Given problem =
Comb the records below for the string "Barić" and copy each line where it turns up.

Stored rows =
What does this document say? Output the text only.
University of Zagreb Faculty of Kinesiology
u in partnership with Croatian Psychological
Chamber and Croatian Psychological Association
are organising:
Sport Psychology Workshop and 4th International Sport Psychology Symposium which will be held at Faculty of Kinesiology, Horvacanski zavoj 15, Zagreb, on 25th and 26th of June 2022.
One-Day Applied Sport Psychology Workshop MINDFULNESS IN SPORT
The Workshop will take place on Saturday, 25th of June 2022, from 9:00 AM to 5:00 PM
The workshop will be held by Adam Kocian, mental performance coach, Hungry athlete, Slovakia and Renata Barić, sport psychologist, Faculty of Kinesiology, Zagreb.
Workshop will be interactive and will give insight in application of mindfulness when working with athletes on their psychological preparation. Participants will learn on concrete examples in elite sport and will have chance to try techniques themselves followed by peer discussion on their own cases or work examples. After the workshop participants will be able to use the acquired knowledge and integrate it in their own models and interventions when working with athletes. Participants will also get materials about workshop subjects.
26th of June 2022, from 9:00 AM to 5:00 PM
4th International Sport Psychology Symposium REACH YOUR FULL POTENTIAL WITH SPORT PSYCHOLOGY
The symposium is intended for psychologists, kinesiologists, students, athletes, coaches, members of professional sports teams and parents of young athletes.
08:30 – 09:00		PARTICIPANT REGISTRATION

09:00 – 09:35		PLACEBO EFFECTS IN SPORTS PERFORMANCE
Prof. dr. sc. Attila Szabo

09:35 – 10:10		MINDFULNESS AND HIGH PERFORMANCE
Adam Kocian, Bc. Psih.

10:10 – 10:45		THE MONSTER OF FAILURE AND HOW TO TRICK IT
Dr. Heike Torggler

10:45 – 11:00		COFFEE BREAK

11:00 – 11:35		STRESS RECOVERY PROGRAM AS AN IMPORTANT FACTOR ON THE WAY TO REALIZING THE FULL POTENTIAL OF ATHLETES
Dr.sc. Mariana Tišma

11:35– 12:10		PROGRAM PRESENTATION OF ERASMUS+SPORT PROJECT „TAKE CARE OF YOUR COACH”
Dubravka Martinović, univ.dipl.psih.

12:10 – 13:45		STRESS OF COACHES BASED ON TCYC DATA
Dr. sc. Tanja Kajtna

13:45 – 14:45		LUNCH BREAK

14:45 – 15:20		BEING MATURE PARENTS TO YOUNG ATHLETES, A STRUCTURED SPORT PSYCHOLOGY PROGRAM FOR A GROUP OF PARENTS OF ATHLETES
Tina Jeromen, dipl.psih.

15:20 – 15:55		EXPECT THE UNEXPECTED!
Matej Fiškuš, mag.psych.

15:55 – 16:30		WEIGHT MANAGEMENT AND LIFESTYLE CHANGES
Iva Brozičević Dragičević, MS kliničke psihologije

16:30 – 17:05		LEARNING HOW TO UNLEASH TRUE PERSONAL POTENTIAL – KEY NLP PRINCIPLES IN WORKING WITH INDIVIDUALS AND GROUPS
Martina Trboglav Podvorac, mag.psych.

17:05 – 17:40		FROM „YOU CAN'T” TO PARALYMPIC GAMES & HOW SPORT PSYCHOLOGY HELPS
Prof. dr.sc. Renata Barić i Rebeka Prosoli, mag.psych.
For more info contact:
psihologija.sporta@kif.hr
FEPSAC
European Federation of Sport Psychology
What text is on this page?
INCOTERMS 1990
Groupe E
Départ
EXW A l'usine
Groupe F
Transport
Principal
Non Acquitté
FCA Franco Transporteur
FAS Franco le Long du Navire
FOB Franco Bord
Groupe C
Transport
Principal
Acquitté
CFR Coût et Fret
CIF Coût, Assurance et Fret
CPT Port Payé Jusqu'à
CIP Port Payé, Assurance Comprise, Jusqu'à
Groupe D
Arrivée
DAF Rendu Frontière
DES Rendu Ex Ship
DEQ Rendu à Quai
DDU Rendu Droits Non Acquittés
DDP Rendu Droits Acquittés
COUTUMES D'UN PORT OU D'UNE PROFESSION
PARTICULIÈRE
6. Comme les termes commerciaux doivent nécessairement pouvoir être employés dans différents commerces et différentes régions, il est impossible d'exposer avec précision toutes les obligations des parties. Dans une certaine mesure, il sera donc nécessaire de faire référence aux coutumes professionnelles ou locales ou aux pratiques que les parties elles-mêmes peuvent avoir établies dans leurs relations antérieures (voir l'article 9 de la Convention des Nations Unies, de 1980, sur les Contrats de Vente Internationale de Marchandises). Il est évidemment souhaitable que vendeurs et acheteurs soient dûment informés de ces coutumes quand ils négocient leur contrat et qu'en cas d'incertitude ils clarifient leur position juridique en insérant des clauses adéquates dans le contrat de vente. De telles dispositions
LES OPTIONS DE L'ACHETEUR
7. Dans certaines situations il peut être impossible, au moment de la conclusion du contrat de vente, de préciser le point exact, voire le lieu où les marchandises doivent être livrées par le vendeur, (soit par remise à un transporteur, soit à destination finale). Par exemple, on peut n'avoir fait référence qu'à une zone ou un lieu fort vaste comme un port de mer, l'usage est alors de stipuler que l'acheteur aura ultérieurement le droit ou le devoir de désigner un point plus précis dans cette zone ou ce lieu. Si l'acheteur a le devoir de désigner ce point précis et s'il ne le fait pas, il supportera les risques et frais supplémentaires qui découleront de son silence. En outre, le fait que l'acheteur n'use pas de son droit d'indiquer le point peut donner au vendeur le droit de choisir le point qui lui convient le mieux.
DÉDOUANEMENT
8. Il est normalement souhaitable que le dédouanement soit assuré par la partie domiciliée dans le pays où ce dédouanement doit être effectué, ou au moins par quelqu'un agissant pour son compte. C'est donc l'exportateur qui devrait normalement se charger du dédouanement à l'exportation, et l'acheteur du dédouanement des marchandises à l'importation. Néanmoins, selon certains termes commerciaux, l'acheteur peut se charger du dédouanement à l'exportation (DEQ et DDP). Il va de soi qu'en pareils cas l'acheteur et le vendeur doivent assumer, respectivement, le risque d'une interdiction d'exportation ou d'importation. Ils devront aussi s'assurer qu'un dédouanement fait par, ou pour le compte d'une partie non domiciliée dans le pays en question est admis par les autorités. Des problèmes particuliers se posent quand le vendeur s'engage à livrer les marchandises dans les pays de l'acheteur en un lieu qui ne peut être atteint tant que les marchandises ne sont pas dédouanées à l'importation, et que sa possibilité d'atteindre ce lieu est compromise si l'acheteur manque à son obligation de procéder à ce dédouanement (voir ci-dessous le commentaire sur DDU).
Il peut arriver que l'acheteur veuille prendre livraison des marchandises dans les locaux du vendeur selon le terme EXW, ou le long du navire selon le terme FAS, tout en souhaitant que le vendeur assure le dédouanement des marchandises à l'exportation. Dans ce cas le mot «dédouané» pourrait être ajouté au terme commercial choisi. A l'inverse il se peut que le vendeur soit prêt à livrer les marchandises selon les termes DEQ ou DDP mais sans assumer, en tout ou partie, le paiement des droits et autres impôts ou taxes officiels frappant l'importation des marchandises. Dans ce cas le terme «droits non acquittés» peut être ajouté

Expected answer =
The workshop will be held by Adam Kocian, mental performance coach, Hungry athlete, Slovakia and Renata Barić, sport psychologist, Faculty of Kinesiology, Zagreb.
Prof. dr.sc. Renata Barić i Rebeka Prosoli, mag.psych.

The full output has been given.